[Data excerpts]
▼
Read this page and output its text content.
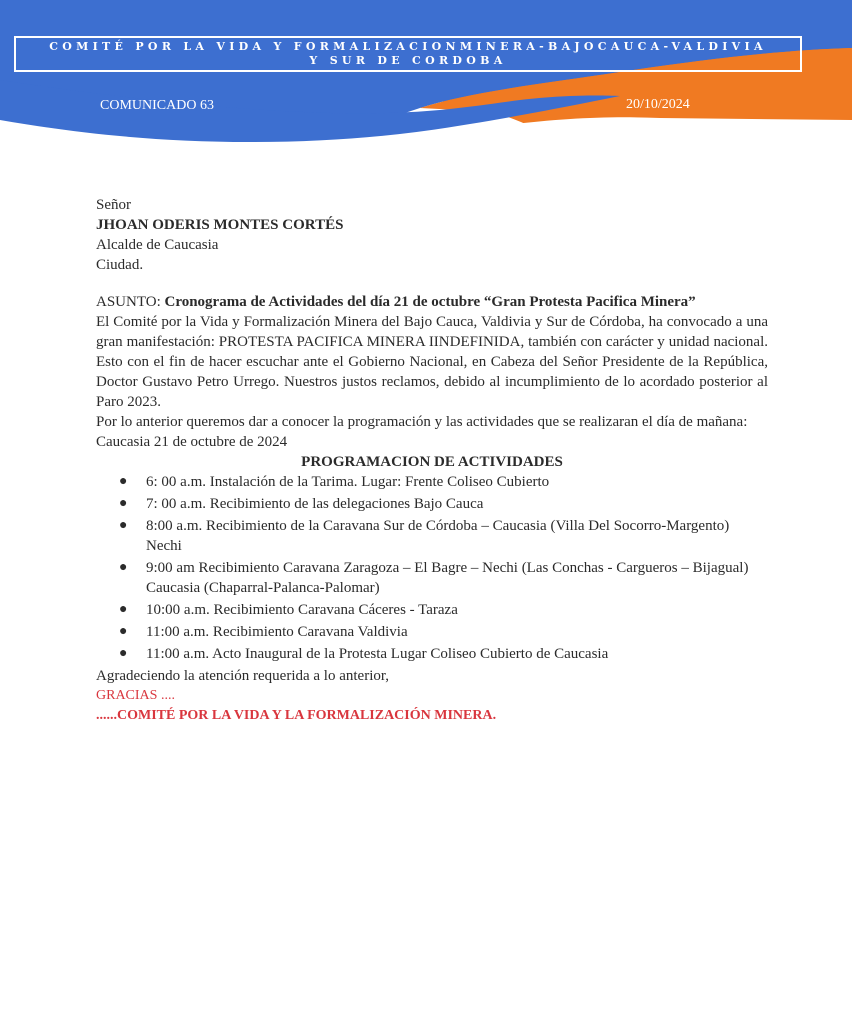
COMITÉ POR LA VIDA Y FORMALIZACIONMINERA-BAJOCAUCA-VALDIVIA
Y SUR DE CORDOBA
COMUNICADO 63	20/10/2024

Señor

JHOAN ODERIS MONTES CORTÉS

Alcalde de Caucasia

Ciudad.

ASUNTO: Cronograma de Actividades del día 21 de octubre “Gran Protesta Pacifica Minera”

El Comité por la Vida y Formalización Minera del Bajo Cauca, Valdivia y Sur de Córdoba, ha convocado a una gran manifestación: PROTESTA PACIFICA MINERA IINDEFINIDA, también con carácter y unidad nacional. Esto con el fin de hacer escuchar ante el Gobierno Nacional, en Cabeza del Señor Presidente de la República, Doctor Gustavo Petro Urrego. Nuestros justos reclamos, debido al incumplimiento de lo acordado posterior al Paro 2023.

Por lo anterior queremos dar a conocer la programación y las actividades que se realizaran el día de mañana:

Caucasia 21 de octubre de 2024

PROGRAMACION DE ACTIVIDADES

● 6: 00 a.m. Instalación de la Tarima. Lugar: Frente Coliseo Cubierto
● 7: 00 a.m. Recibimiento de las delegaciones Bajo Cauca
● 8:00 a.m. Recibimiento de la Caravana Sur de Córdoba – Caucasia (Villa Del Socorro-Margento) Nechi
● 9:00 am Recibimiento Caravana Zaragoza – El Bagre – Nechi (Las Conchas - Cargueros – Bijagual) Caucasia (Chaparral-Palanca-Palomar)
● 10:00 a.m. Recibimiento Caravana Cáceres - Taraza
● 11:00 a.m. Recibimiento Caravana Valdivia
● 11:00 a.m. Acto Inaugural de la Protesta Lugar Coliseo Cubierto de Caucasia

Agradeciendo la atención requerida a lo anterior,

GRACIAS ....

......COMITÉ POR LA VIDA Y LA FORMALIZACIÓN MINERA.
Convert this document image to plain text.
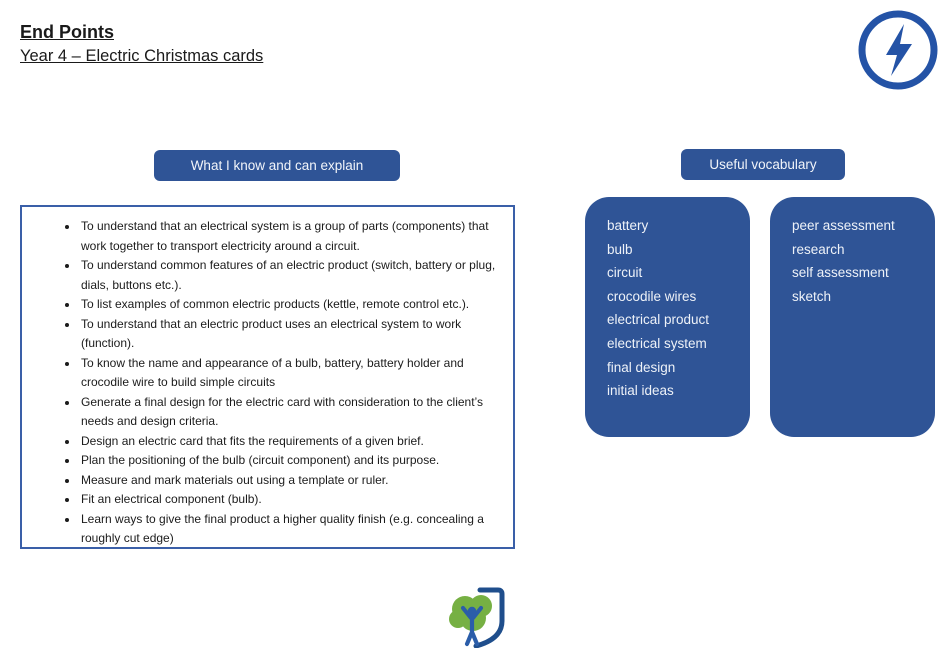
End Points
Year 4 – Electric Christmas cards
What I know and can explain
• To understand that an electrical system is a group of parts (components) that work together to transport electricity around a circuit.
• To understand common features of an electric product (switch, battery or plug, dials, buttons etc.).
• To list examples of common electric products (kettle, remote control etc.).
• To understand that an electric product uses an electrical system to work (function).
• To know the name and appearance of a bulb, battery, battery holder and crocodile wire to build simple circuits
• Generate a final design for the electric card with consideration to the client’s needs and design criteria.
• Design an electric card that fits the requirements of a given brief.
• Plan the positioning of the bulb (circuit component) and its purpose.
• Measure and mark materials out using a template or ruler.
• Fit an electrical component (bulb).
• Learn ways to give the final product a higher quality finish (e.g. concealing a roughly cut edge)
Useful vocabulary
battery
bulb
circuit
crocodile wires
electrical product
electrical system
final design
initial ideas
peer assessment
research
self assessment
sketch
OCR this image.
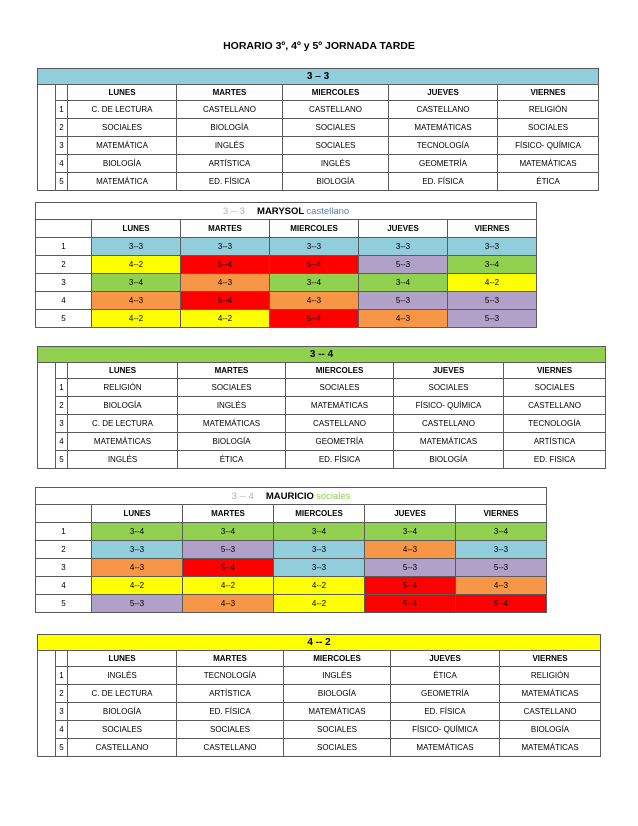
HORARIO 3º, 4º y 5º JORNADA TARDE
3 – 3						
		LUNES	MARTES	MIERCOLES	JUEVES	VIERNES
	1	C. DE LECTURA	CASTELLANO	CASTELLANO	CASTELLANO	RELIGIÓN
	2	SOCIALES	BIOLOGÍA	SOCIALES	MATEMÁTICAS	SOCIALES
	3	MATEMÁTICA	INGLÉS	SOCIALES	TECNOLOGÍA	FÍSICO- QUÍMICA
	4	BIOLOGÍA	ARTÍSTICA	INGLÉS	GEOMETRÍA	MATEMÁTICAS
	5	MATEMÁTICA	ED. FÍSICA	BIOLOGÍA	ED. FÍSICA	ÉTICA
3 -- 3 MARYSOL castellano					
	LUNES	MARTES	MIERCOLES	JUEVES	VIERNES
1	3--3	3--3	3--3	3--3	3--3
2	4--2	5--4	5--4	5--3	3--4
3	3--4	4--3	3--4	3--4	4--2
4	4--3	5--4	4--3	5--3	5--3
5	4--2	4--2	5--4	4--3	5--3
3 -- 4						
		LUNES	MARTES	MIERCOLES	JUEVES	VIERNES
	1	RELIGIÓN	SOCIALES	SOCIALES	SOCIALES	SOCIALES
	2	BIOLOGÍA	INGLÉS	MATEMÁTICAS	FÍSICO- QUÍMICA	CASTELLANO
	3	C. DE LECTURA	MATEMÁTICAS	CASTELLANO	CASTELLANO	TECNOLOGÍA
	4	MATEMÁTICAS	BIOLOGÍA	GEOMETRÍA	MATEMÁTICAS	ARTÍSTICA
	5	INGLÉS	ÉTICA	ED. FÍSICA	BIOLOGÍA	ED. FISICA
3 -- 4 MAURICIO sociales					
	LUNES	MARTES	MIERCOLES	JUEVES	VIERNES
1	3--4	3--4	3--4	3--4	3--4
2	3--3	5--3	3--3	4--3	3--3
3	4--3	5--4	3--3	5--3	5--3
4	4--2	4--2	4--2	5--4	4--3
5	5--3	4--3	4--2	5--4	5--4
4 -- 2						
		LUNES	MARTES	MIERCOLES	JUEVES	VIERNES
	1	INGLÉS	TECNOLOGÍA	INGLÉS	ÉTICA	RELIGIÓN
	2	C. DE LECTURA	ARTÍSTICA	BIOLOGÍA	GEOMETRÍA	MATEMÁTICAS
	3	BIOLOGÍA	ED. FÍSICA	MATEMÁTICAS	ED. FÍSICA	CASTELLANO
	4	SOCIALES	SOCIALES	SOCIALES	FÍSICO- QUÍMICA	BIOLOGÍA
	5	CASTELLANO	CASTELLANO	SOCIALES	MATEMÁTICAS	MATEMÁTICAS
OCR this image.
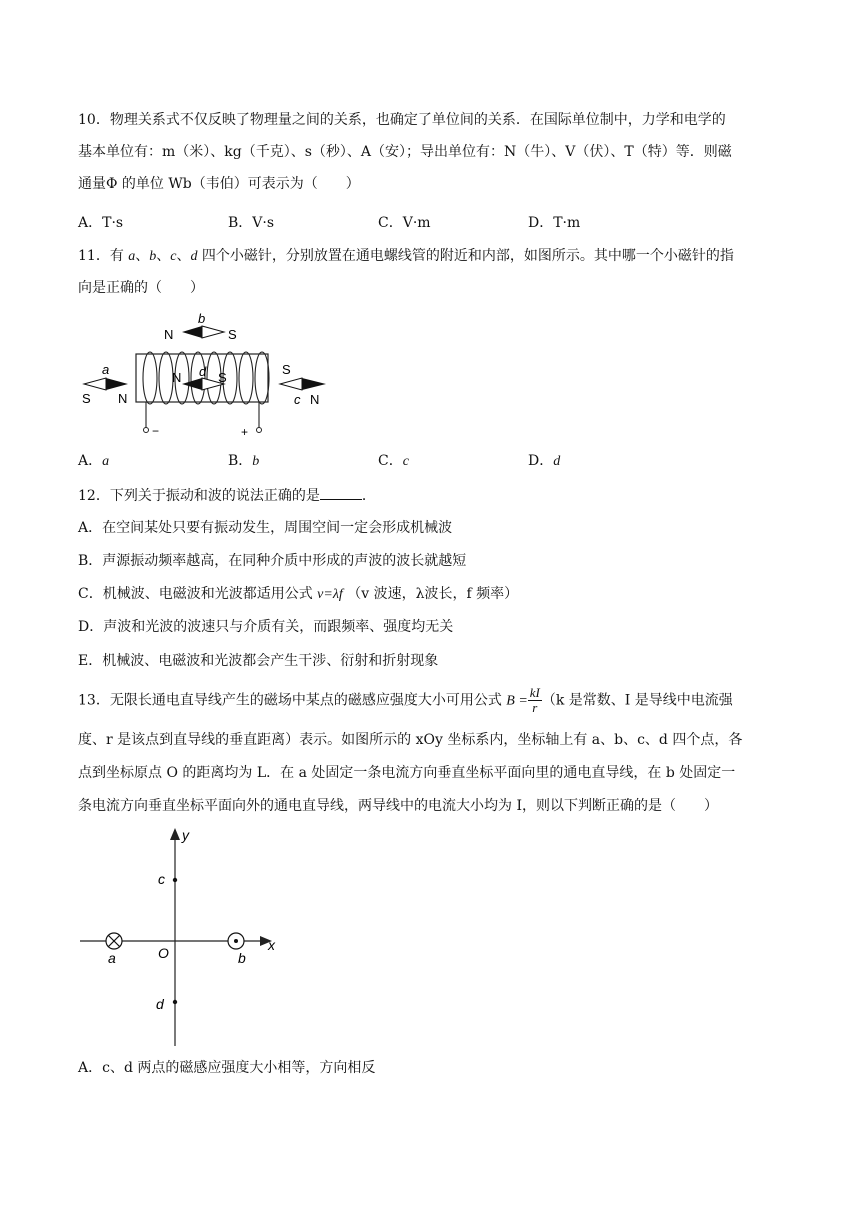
10．物理关系式不仅反映了物理量之间的关系，也确定了单位间的关系．在国际单位制中，力学和电学的
基本单位有：m（米）、kg（千克）、s（秒）、A（安）；导出单位有：N（牛）、V（伏）、T（特）等．则磁
通量Φ 的单位 Wb（韦伯）可表示为（　　）
A．T·s	B．V·s	C．V·m	D．T·m
11．有 a、b、c、d 四个小磁针，分别放置在通电螺线管的附近和内部，如图所示。其中哪一个小磁针的指
向是正确的（　　）
−	+
N	S
b
N	S
d
S N
a	S
c N
A．a	B．b	C．c	D．d
12．下列关于振动和波的说法正确的是	．
A．在空间某处只要有振动发生，周围空间一定会形成机械波
B．声源振动频率越高，在同种介质中形成的声波的波长就越短
C．机械波、电磁波和光波都适用公式 v=λf （v 波速，λ波长，f 频率）
D．声波和光波的波速只与介质有关，而跟频率、强度均无关
E．机械波、电磁波和光波都会产生干涉、衍射和折射现象
13．无限长通电直导线产生的磁场中某点的磁感应强度大小可用公式 $B = \frac{kI}{r} (k$ 是常数、I 是导线中电流强
度、r 是该点到直导线的垂直距离）表示。如图所示的 xOy 坐标系内，坐标轴上有 a、b、c、d 四个点，各
点到坐标原点 O 的距离均为 L．在 a 处固定一条电流方向垂直坐标平面向里的通电直导线，在 b 处固定一
条电流方向垂直坐标平面向外的通电直导线，两导线中的电流大小均为 I，则以下判断正确的是（　　）
y
x
O
c
d
a	b
A．c、d 两点的磁感应强度大小相等，方向相反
▲
_Task description_:
Make a word-for-word copy of the entries, without any pictures.

_Answer for this exercise_:
Read this page and output its text content.
COMITÉ POR LA VIDA Y FORMALIZACIONMINERA-BAJOCAUCA-VALDIVIA
Y SUR DE CORDOBA
COMUNICADO 63	20/10/2024

Señor

JHOAN ODERIS MONTES CORTÉS

Alcalde de Caucasia

Ciudad.

ASUNTO: Cronograma de Actividades del día 21 de octubre “Gran Protesta Pacifica Minera”

El Comité por la Vida y Formalización Minera del Bajo Cauca, Valdivia y Sur de Córdoba, ha convocado a una gran manifestación: PROTESTA PACIFICA MINERA IINDEFINIDA, también con carácter y unidad nacional. Esto con el fin de hacer escuchar ante el Gobierno Nacional, en Cabeza del Señor Presidente de la República, Doctor Gustavo Petro Urrego. Nuestros justos reclamos, debido al incumplimiento de lo acordado posterior al Paro 2023.

Por lo anterior queremos dar a conocer la programación y las actividades que se realizaran el día de mañana:

Caucasia 21 de octubre de 2024

PROGRAMACION DE ACTIVIDADES

● 6: 00 a.m. Instalación de la Tarima. Lugar: Frente Coliseo Cubierto
● 7: 00 a.m. Recibimiento de las delegaciones Bajo Cauca
● 8:00 a.m. Recibimiento de la Caravana Sur de Córdoba – Caucasia (Villa Del Socorro-Margento) Nechi
● 9:00 am Recibimiento Caravana Zaragoza – El Bagre – Nechi (Las Conchas - Cargueros – Bijagual) Caucasia (Chaparral-Palanca-Palomar)
● 10:00 a.m. Recibimiento Caravana Cáceres - Taraza
● 11:00 a.m. Recibimiento Caravana Valdivia
● 11:00 a.m. Acto Inaugural de la Protesta Lugar Coliseo Cubierto de Caucasia

Agradeciendo la atención requerida a lo anterior,

GRACIAS ....

......COMITÉ POR LA VIDA Y LA FORMALIZACIÓN MINERA.
Convert this document image to plain text.
End Points
Year 4 – Electric Christmas cards
What I know and can explain
• To understand that an electrical system is a group of parts (components) that work together to transport electricity around a circuit.
• To understand common features of an electric product (switch, battery or plug, dials, buttons etc.).
• To list examples of common electric products (kettle, remote control etc.).
• To understand that an electric product uses an electrical system to work (function).
• To know the name and appearance of a bulb, battery, battery holder and crocodile wire to build simple circuits
• Generate a final design for the electric card with consideration to the client’s needs and design criteria.
• Design an electric card that fits the requirements of a given brief.
• Plan the positioning of the bulb (circuit component) and its purpose.
• Measure and mark materials out using a template or ruler.
• Fit an electrical component (bulb).
• Learn ways to give the final product a higher quality finish (e.g. concealing a roughly cut edge)
Useful vocabulary
battery
bulb
circuit
crocodile wires
electrical product
electrical system
final design
initial ideas
peer assessment
research
self assessment
sketch
OCR this image.
HORARIO 3º, 4º y 5º JORNADA TARDE
3 – 3						
		LUNES	MARTES	MIERCOLES	JUEVES	VIERNES
	1	C. DE LECTURA	CASTELLANO	CASTELLANO	CASTELLANO	RELIGIÓN
	2	SOCIALES	BIOLOGÍA	SOCIALES	MATEMÁTICAS	SOCIALES
	3	MATEMÁTICA	INGLÉS	SOCIALES	TECNOLOGÍA	FÍSICO- QUÍMICA
	4	BIOLOGÍA	ARTÍSTICA	INGLÉS	GEOMETRÍA	MATEMÁTICAS
	5	MATEMÁTICA	ED. FÍSICA	BIOLOGÍA	ED. FÍSICA	ÉTICA
3 -- 3 MARYSOL castellano					
	LUNES	MARTES	MIERCOLES	JUEVES	VIERNES
1	3--3	3--3	3--3	3--3	3--3
2	4--2	5--4	5--4	5--3	3--4
3	3--4	4--3	3--4	3--4	4--2
4	4--3	5--4	4--3	5--3	5--3
5	4--2	4--2	5--4	4--3	5--3
3 -- 4						
		LUNES	MARTES	MIERCOLES	JUEVES	VIERNES
	1	RELIGIÓN	SOCIALES	SOCIALES	SOCIALES	SOCIALES
	2	BIOLOGÍA	INGLÉS	MATEMÁTICAS	FÍSICO- QUÍMICA	CASTELLANO
	3	C. DE LECTURA	MATEMÁTICAS	CASTELLANO	CASTELLANO	TECNOLOGÍA
	4	MATEMÁTICAS	BIOLOGÍA	GEOMETRÍA	MATEMÁTICAS	ARTÍSTICA
	5	INGLÉS	ÉTICA	ED. FÍSICA	BIOLOGÍA	ED. FISICA
3 -- 4 MAURICIO sociales					
	LUNES	MARTES	MIERCOLES	JUEVES	VIERNES
1	3--4	3--4	3--4	3--4	3--4
2	3--3	5--3	3--3	4--3	3--3
3	4--3	5--4	3--3	5--3	5--3
4	4--2	4--2	4--2	5--4	4--3
5	5--3	4--3	4--2	5--4	5--4
4 -- 2						
		LUNES	MARTES	MIERCOLES	JUEVES	VIERNES
	1	INGLÉS	TECNOLOGÍA	INGLÉS	ÉTICA	RELIGIÓN
	2	C. DE LECTURA	ARTÍSTICA	BIOLOGÍA	GEOMETRÍA	MATEMÁTICAS
	3	BIOLOGÍA	ED. FÍSICA	MATEMÁTICAS	ED. FÍSICA	CASTELLANO
	4	SOCIALES	SOCIALES	SOCIALES	FÍSICO- QUÍMICA	BIOLOGÍA
	5	CASTELLANO	CASTELLANO	SOCIALES	MATEMÁTICAS	MATEMÁTICAS
OCR this image.
10．物理关系式不仅反映了物理量之间的关系，也确定了单位间的关系．在国际单位制中，力学和电学的
基本单位有：m（米）、kg（千克）、s（秒）、A（安）；导出单位有：N（牛）、V（伏）、T（特）等．则磁
通量Φ 的单位 Wb（韦伯）可表示为（　　）
A．T·s	B．V·s	C．V·m	D．T·m
11．有 a、b、c、d 四个小磁针，分别放置在通电螺线管的附近和内部，如图所示。其中哪一个小磁针的指
向是正确的（　　）
−	+
N	S
b
N	S
d
S N
a	S
c N
A．a	B．b	C．c	D．d
12．下列关于振动和波的说法正确的是	．
A．在空间某处只要有振动发生，周围空间一定会形成机械波
B．声源振动频率越高，在同种介质中形成的声波的波长就越短
C．机械波、电磁波和光波都适用公式 v=λf （v 波速，λ波长，f 频率）
D．声波和光波的波速只与介质有关，而跟频率、强度均无关
E．机械波、电磁波和光波都会产生干涉、衍射和折射现象
13．无限长通电直导线产生的磁场中某点的磁感应强度大小可用公式 $B = \frac{kI}{r} (k$ 是常数、I 是导线中电流强
度、r 是该点到直导线的垂直距离）表示。如图所示的 xOy 坐标系内，坐标轴上有 a、b、c、d 四个点，各
点到坐标原点 O 的距离均为 L．在 a 处固定一条电流方向垂直坐标平面向里的通电直导线，在 b 处固定一
条电流方向垂直坐标平面向外的通电直导线，两导线中的电流大小均为 I，则以下判断正确的是（　　）
y
x
O
c
d
a	b
A．c、d 两点的磁感应强度大小相等，方向相反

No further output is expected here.